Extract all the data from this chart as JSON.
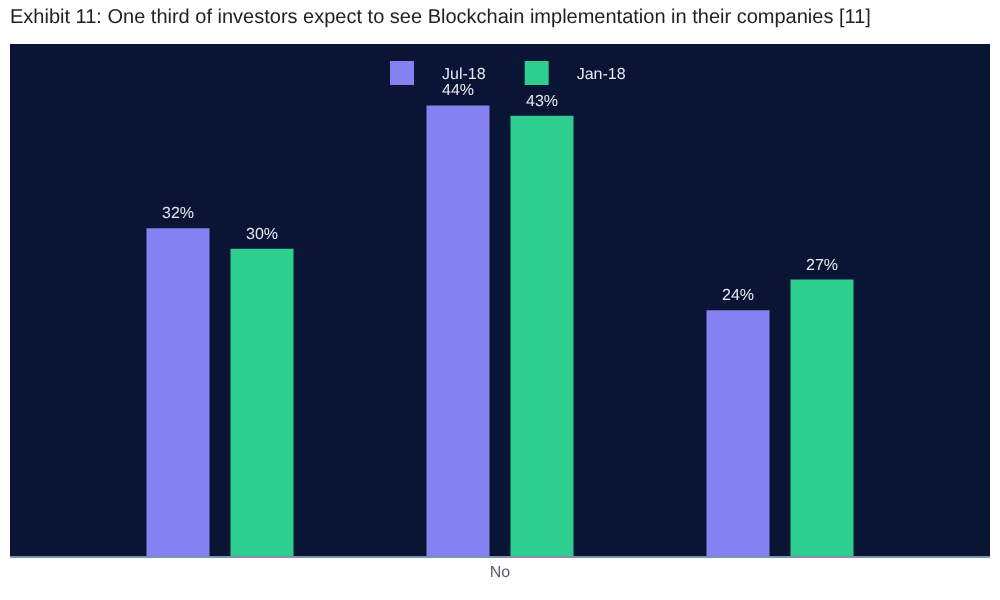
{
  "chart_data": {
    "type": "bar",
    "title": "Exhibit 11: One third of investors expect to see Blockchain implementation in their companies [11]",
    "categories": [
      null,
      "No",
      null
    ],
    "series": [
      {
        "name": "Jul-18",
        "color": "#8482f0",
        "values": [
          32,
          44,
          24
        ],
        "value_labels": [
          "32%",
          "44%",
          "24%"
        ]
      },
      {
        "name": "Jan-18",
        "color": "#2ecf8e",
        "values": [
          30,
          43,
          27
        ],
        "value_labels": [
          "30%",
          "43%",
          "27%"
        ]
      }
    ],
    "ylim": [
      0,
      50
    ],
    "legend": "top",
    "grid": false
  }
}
* * *
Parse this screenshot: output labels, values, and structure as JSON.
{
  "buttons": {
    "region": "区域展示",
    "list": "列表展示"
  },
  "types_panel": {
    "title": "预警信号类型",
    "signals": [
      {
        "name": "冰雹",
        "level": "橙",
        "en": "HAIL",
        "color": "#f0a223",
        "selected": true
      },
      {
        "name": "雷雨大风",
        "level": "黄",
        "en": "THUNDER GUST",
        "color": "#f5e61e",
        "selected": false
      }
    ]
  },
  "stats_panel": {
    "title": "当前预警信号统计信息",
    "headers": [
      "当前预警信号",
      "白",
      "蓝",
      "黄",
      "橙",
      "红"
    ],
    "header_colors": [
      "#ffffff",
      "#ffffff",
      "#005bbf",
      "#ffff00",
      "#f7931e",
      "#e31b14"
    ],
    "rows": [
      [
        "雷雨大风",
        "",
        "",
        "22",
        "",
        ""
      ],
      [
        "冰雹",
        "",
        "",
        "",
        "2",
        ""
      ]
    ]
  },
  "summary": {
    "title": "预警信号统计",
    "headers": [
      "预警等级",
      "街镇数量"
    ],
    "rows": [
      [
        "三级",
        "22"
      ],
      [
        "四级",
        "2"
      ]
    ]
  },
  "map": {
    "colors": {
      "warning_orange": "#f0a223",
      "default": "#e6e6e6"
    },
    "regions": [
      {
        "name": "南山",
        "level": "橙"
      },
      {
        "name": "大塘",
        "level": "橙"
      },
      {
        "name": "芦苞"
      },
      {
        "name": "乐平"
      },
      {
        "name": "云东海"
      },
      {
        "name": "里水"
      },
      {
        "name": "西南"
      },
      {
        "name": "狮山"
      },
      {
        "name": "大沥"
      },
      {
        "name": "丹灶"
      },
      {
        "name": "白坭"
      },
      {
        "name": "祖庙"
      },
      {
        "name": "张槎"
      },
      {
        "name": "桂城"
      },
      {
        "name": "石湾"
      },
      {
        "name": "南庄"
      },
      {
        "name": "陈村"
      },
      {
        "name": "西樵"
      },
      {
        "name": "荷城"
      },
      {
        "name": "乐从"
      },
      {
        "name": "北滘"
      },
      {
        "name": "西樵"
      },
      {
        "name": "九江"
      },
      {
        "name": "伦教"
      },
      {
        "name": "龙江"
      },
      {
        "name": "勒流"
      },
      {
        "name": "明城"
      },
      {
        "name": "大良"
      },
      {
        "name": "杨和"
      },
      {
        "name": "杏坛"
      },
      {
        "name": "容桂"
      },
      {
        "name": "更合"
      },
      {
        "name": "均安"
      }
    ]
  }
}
--
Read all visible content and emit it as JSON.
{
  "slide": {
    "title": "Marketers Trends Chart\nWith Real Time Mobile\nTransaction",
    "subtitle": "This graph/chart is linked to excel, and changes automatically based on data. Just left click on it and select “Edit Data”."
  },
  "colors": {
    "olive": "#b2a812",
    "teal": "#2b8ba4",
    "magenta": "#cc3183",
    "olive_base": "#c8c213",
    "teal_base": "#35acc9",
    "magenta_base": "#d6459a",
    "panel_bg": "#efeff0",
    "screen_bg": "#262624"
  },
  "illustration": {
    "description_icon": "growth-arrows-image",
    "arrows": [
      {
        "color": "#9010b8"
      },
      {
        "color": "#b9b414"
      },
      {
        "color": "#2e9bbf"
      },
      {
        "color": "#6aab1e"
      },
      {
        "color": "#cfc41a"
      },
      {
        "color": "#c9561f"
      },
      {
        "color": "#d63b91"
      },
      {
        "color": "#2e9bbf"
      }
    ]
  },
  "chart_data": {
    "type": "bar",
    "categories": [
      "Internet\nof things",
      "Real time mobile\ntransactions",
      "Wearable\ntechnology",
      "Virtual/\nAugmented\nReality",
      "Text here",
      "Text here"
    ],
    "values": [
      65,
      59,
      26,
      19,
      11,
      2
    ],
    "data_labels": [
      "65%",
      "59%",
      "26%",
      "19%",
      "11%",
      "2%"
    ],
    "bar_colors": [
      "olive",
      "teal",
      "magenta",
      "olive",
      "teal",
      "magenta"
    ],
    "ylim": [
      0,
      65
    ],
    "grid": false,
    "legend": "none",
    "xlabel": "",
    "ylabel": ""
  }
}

## What you have to do
Copy every line of the listing where the word "arrows" appears.

## Response for this exercise
    "description_icon": "growth-arrows-image",
    "arrows": [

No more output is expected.